Pictures should be left out when the listing below is repeated word for word.
☆ ☆ ☆
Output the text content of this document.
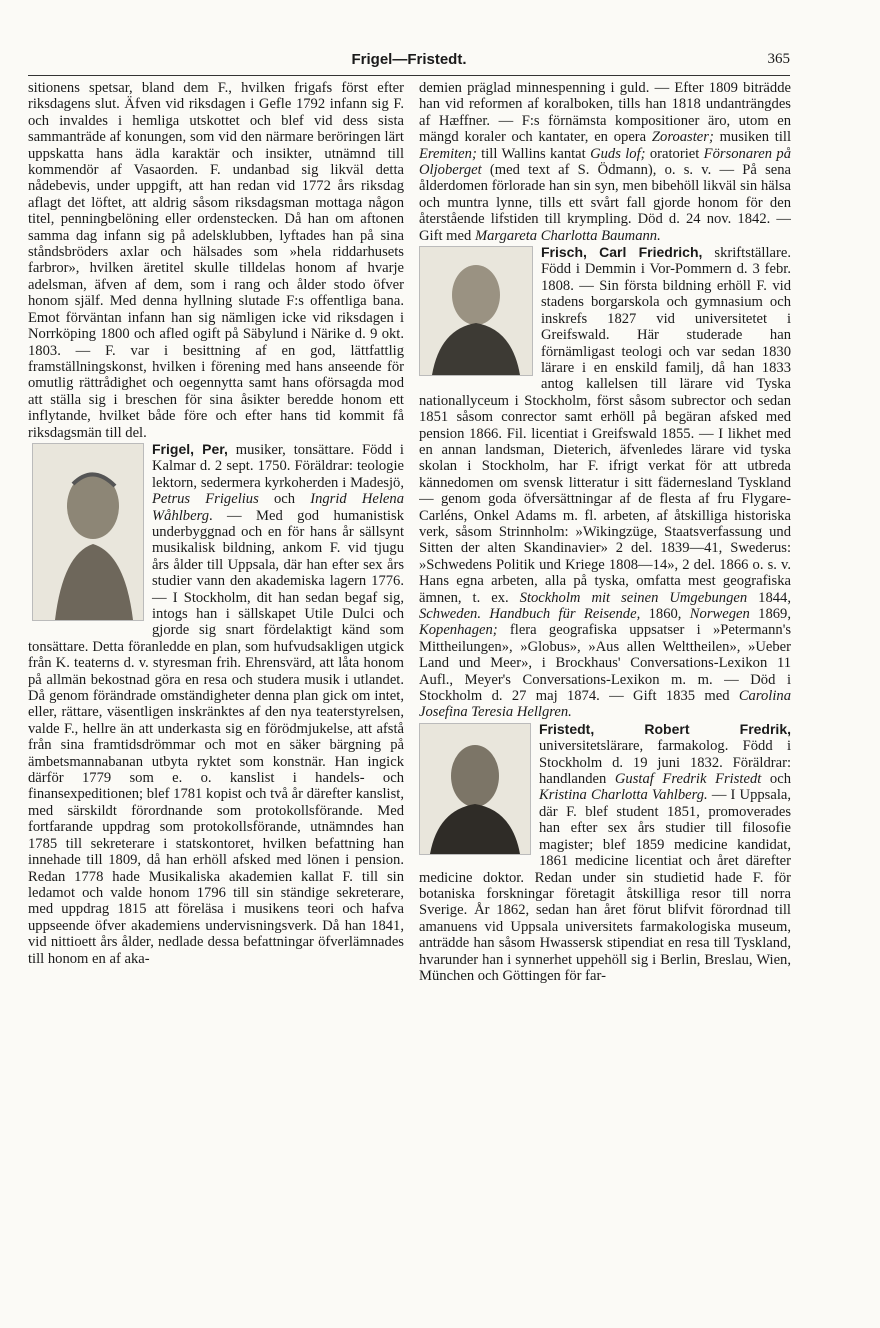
Frigel—Fristedt.	365

sitionens spetsar, bland dem F., hvilken frigafs först efter riksdagens slut. Äfven vid riksdagen i Gefle 1792 infann sig F. och invaldes i hemliga utskottet och blef vid dess sista sammanträde af konungen, som vid den närmare beröringen lärt uppskatta hans ädla karaktär och insikter, utnämnd till kommendör af Vasaorden. F. undanbad sig likväl detta nådebevis, under uppgift, att han redan vid 1772 års riksdag aflagt det löftet, att aldrig såsom riksdagsman mottaga någon titel, penningbelöning eller ordenstecken. Då han om aftonen samma dag infann sig på adelsklubben, lyftades han på sina ståndsbröders axlar och hälsades som »hela riddarhusets farbror», hvilken äretitel skulle tilldelas honom af hvarje adelsman, äfven af dem, som i rang och ålder stodo öfver honom själf. Med denna hyllning slutade F:s offentliga bana. Emot förväntan infann han sig nämligen icke vid riksdagen i Norrköping 1800 och afled ogift på Säbylund i Närike d. 9 okt. 1803. — F. var i besittning af en god, lättfattlig framställningskonst, hvilken i förening med hans anseende för omutlig rättrådighet och oegennytta samt hans oförsagda mod att ställa sig i breschen för sina åsikter beredde honom ett inflytande, hvilket både före och efter hans tid kommit få riksdagsmän till del.

Frigel, Per, musiker, tonsättare. Född i Kalmar d. 2 sept. 1750. Föräldrar: teologie lektorn, sedermera kyrkoherden i Madesjö, Petrus Frigelius och Ingrid Helena Wåhlberg. — Med god humanistisk underbyggnad och en för hans år sällsynt musikalisk bildning, ankom F. vid tjugu års ålder till Uppsala, där han efter sex års studier vann den akademiska lagern 1776. — I Stockholm, dit han sedan begaf sig, intogs han i sällskapet Utile Dulci och gjorde sig snart fördelaktigt känd som tonsättare. Detta föranledde en plan, som hufvudsakligen utgick från K. teaterns d. v. styresman frih. Ehrensvärd, att låta honom på allmän bekostnad göra en resa och studera musik i utlandet. Då genom förändrade omständigheter denna plan gick om intet, eller, rättare, väsentligen inskränktes af den nya teaterstyrelsen, valde F., hellre än att underkasta sig en förödmjukelse, att afstå från sina framtidsdrömmar och mot en säker bärgning på ämbetsmannabanan utbyta ryktet som konstnär. Han ingick därför 1779 som e. o. kanslist i handels- och finansexpeditionen; blef 1781 kopist och två år därefter kanslist, med särskildt förordnande som protokollsförande. Med fortfarande uppdrag som protokollsförande, utnämndes han 1785 till sekreterare i statskontoret, hvilken befattning han innehade till 1809, då han erhöll afsked med lönen i pension. Redan 1778 hade Musikaliska akademien kallat F. till sin ledamot och valde honom 1796 till sin ständige sekreterare, med uppdrag 1815 att föreläsa i musikens teori och hafva uppseende öfver akademiens undervisningsverk. Då han 1841, vid nittioett års ålder, nedlade dessa befattningar öfverlämnades till honom en af aka-

demien präglad minnespenning i guld. — Efter 1809 biträdde han vid reformen af koralboken, tills han 1818 undanträngdes af Hæffner. — F:s förnämsta kompositioner äro, utom en mängd koraler och kantater, en opera Zoroaster; musiken till Eremiten; till Wallins kantat Guds lof; oratoriet Försonaren på Oljoberget (med text af S. Ödmann), o. s. v. — På sena ålderdomen förlorade han sin syn, men bibehöll likväl sin hälsa och muntra lynne, tills ett svårt fall gjorde honom för den återstående lifstiden till krympling. Död d. 24 nov. 1842. — Gift med Margareta Charlotta Baumann.

Frisch, Carl Friedrich, skriftställare. Född i Demmin i Vor-Pommern d. 3 febr. 1808. — Sin första bildning erhöll F. vid stadens borgarskola och gymnasium och inskrefs 1827 vid universitetet i Greifswald. Här studerade han förnämligast teologi och var sedan 1830 lärare i en enskild familj, då han 1833 antog kallelsen till lärare vid Tyska nationallyceum i Stockholm, först såsom subrector och sedan 1851 såsom conrector samt erhöll på begäran afsked med pension 1866. Fil. licentiat i Greifswald 1855. — I likhet med en annan landsman, Dieterich, äfvenledes lärare vid tyska skolan i Stockholm, har F. ifrigt verkat för att utbreda kännedomen om svensk litteratur i sitt fädernesland Tyskland — genom goda öfversättningar af de flesta af fru Flygare-Carléns, Onkel Adams m. fl. arbeten, af åtskilliga historiska verk, såsom Strinnholm: »Wikingzüge, Staatsverfassung und Sitten der alten Skandinavier» 2 del. 1839—41, Swederus: »Schwedens Politik und Kriege 1808—14», 2 del. 1866 o. s. v. Hans egna arbeten, alla på tyska, omfatta mest geografiska ämnen, t. ex. Stockholm mit seinen Umgebungen 1844, Schweden. Handbuch für Reisende, 1860, Norwegen 1869, Kopenhagen; flera geografiska uppsatser i »Petermann's Mittheilungen», »Globus», »Aus allen Welttheilen», »Ueber Land und Meer», i Brockhaus' Conversations-Lexikon 11 Aufl., Meyer's Conversations-Lexikon m. m. — Död i Stockholm d. 27 maj 1874. — Gift 1835 med Carolina Josefina Teresia Hellgren.

Fristedt, Robert Fredrik, universitetslärare, farmakolog. Född i Stockholm d. 19 juni 1832. Föräldrar: handlanden Gustaf Fredrik Fristedt och Kristina Charlotta Vahlberg. — I Uppsala, där F. blef student 1851, promoverades han efter sex års studier till filosofie magister; blef 1859 medicine kandidat, 1861 medicine licentiat och året därefter medicine doktor. Redan under sin studietid hade F. för botaniska forskningar företagit åtskilliga resor till norra Sverige. År 1862, sedan han året förut blifvit förordnad till amanuens vid Uppsala universitets farmakologiska museum, anträdde han såsom Hwassersk stipendiat en resa till Tyskland, hvarunder han i synnerhet uppehöll sig i Berlin, Breslau, Wien, München och Göttingen för far-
☆ ☆ ☆
**EXERCISE RESULT:**
Output the text content of this document.
Frigel—Fristedt.	365

sitionens spetsar, bland dem F., hvilken frigafs först efter riksdagens slut. Äfven vid riksdagen i Gefle 1792 infann sig F. och invaldes i hemliga utskottet och blef vid dess sista sammanträde af konungen, som vid den närmare beröringen lärt uppskatta hans ädla karaktär och insikter, utnämnd till kommendör af Vasaorden. F. undanbad sig likväl detta nådebevis, under uppgift, att han redan vid 1772 års riksdag aflagt det löftet, att aldrig såsom riksdagsman mottaga någon titel, penningbelöning eller ordenstecken. Då han om aftonen samma dag infann sig på adelsklubben, lyftades han på sina ståndsbröders axlar och hälsades som »hela riddarhusets farbror», hvilken äretitel skulle tilldelas honom af hvarje adelsman, äfven af dem, som i rang och ålder stodo öfver honom själf. Med denna hyllning slutade F:s offentliga bana. Emot förväntan infann han sig nämligen icke vid riksdagen i Norrköping 1800 och afled ogift på Säbylund i Närike d. 9 okt. 1803. — F. var i besittning af en god, lättfattlig framställningskonst, hvilken i förening med hans anseende för omutlig rättrådighet och oegennytta samt hans oförsagda mod att ställa sig i breschen för sina åsikter beredde honom ett inflytande, hvilket både före och efter hans tid kommit få riksdagsmän till del.

Frigel, Per, musiker, tonsättare. Född i Kalmar d. 2 sept. 1750. Föräldrar: teologie lektorn, sedermera kyrkoherden i Madesjö, Petrus Frigelius och Ingrid Helena Wåhlberg. — Med god humanistisk underbyggnad och en för hans år sällsynt musikalisk bildning, ankom F. vid tjugu års ålder till Uppsala, där han efter sex års studier vann den akademiska lagern 1776. — I Stockholm, dit han sedan begaf sig, intogs han i sällskapet Utile Dulci och gjorde sig snart fördelaktigt känd som tonsättare. Detta föranledde en plan, som hufvudsakligen utgick från K. teaterns d. v. styresman frih. Ehrensvärd, att låta honom på allmän bekostnad göra en resa och studera musik i utlandet. Då genom förändrade omständigheter denna plan gick om intet, eller, rättare, väsentligen inskränktes af den nya teaterstyrelsen, valde F., hellre än att underkasta sig en förödmjukelse, att afstå från sina framtidsdrömmar och mot en säker bärgning på ämbetsmannabanan utbyta ryktet som konstnär. Han ingick därför 1779 som e. o. kanslist i handels- och finansexpeditionen; blef 1781 kopist och två år därefter kanslist, med särskildt förordnande som protokollsförande. Med fortfarande uppdrag som protokollsförande, utnämndes han 1785 till sekreterare i statskontoret, hvilken befattning han innehade till 1809, då han erhöll afsked med lönen i pension. Redan 1778 hade Musikaliska akademien kallat F. till sin ledamot och valde honom 1796 till sin ständige sekreterare, med uppdrag 1815 att föreläsa i musikens teori och hafva uppseende öfver akademiens undervisningsverk. Då han 1841, vid nittioett års ålder, nedlade dessa befattningar öfverlämnades till honom en af aka-

demien präglad minnespenning i guld. — Efter 1809 biträdde han vid reformen af koralboken, tills han 1818 undanträngdes af Hæffner. — F:s förnämsta kompositioner äro, utom en mängd koraler och kantater, en opera Zoroaster; musiken till Eremiten; till Wallins kantat Guds lof; oratoriet Försonaren på Oljoberget (med text af S. Ödmann), o. s. v. — På sena ålderdomen förlorade han sin syn, men bibehöll likväl sin hälsa och muntra lynne, tills ett svårt fall gjorde honom för den återstående lifstiden till krympling. Död d. 24 nov. 1842. — Gift med Margareta Charlotta Baumann.

Frisch, Carl Friedrich, skriftställare. Född i Demmin i Vor-Pommern d. 3 febr. 1808. — Sin första bildning erhöll F. vid stadens borgarskola och gymnasium och inskrefs 1827 vid universitetet i Greifswald. Här studerade han förnämligast teologi och var sedan 1830 lärare i en enskild familj, då han 1833 antog kallelsen till lärare vid Tyska nationallyceum i Stockholm, först såsom subrector och sedan 1851 såsom conrector samt erhöll på begäran afsked med pension 1866. Fil. licentiat i Greifswald 1855. — I likhet med en annan landsman, Dieterich, äfvenledes lärare vid tyska skolan i Stockholm, har F. ifrigt verkat för att utbreda kännedomen om svensk litteratur i sitt fädernesland Tyskland — genom goda öfversättningar af de flesta af fru Flygare-Carléns, Onkel Adams m. fl. arbeten, af åtskilliga historiska verk, såsom Strinnholm: »Wikingzüge, Staatsverfassung und Sitten der alten Skandinavier» 2 del. 1839—41, Swederus: »Schwedens Politik und Kriege 1808—14», 2 del. 1866 o. s. v. Hans egna arbeten, alla på tyska, omfatta mest geografiska ämnen, t. ex. Stockholm mit seinen Umgebungen 1844, Schweden. Handbuch für Reisende, 1860, Norwegen 1869, Kopenhagen; flera geografiska uppsatser i »Petermann's Mittheilungen», »Globus», »Aus allen Welttheilen», »Ueber Land und Meer», i Brockhaus' Conversations-Lexikon 11 Aufl., Meyer's Conversations-Lexikon m. m. — Död i Stockholm d. 27 maj 1874. — Gift 1835 med Carolina Josefina Teresia Hellgren.

Fristedt, Robert Fredrik, universitetslärare, farmakolog. Född i Stockholm d. 19 juni 1832. Föräldrar: handlanden Gustaf Fredrik Fristedt och Kristina Charlotta Vahlberg. — I Uppsala, där F. blef student 1851, promoverades han efter sex års studier till filosofie magister; blef 1859 medicine kandidat, 1861 medicine licentiat och året därefter medicine doktor. Redan under sin studietid hade F. för botaniska forskningar företagit åtskilliga resor till norra Sverige. År 1862, sedan han året förut blifvit förordnad till amanuens vid Uppsala universitets farmakologiska museum, anträdde han såsom Hwassersk stipendiat en resa till Tyskland, hvarunder han i synnerhet uppehöll sig i Berlin, Breslau, Wien, München och Göttingen för far-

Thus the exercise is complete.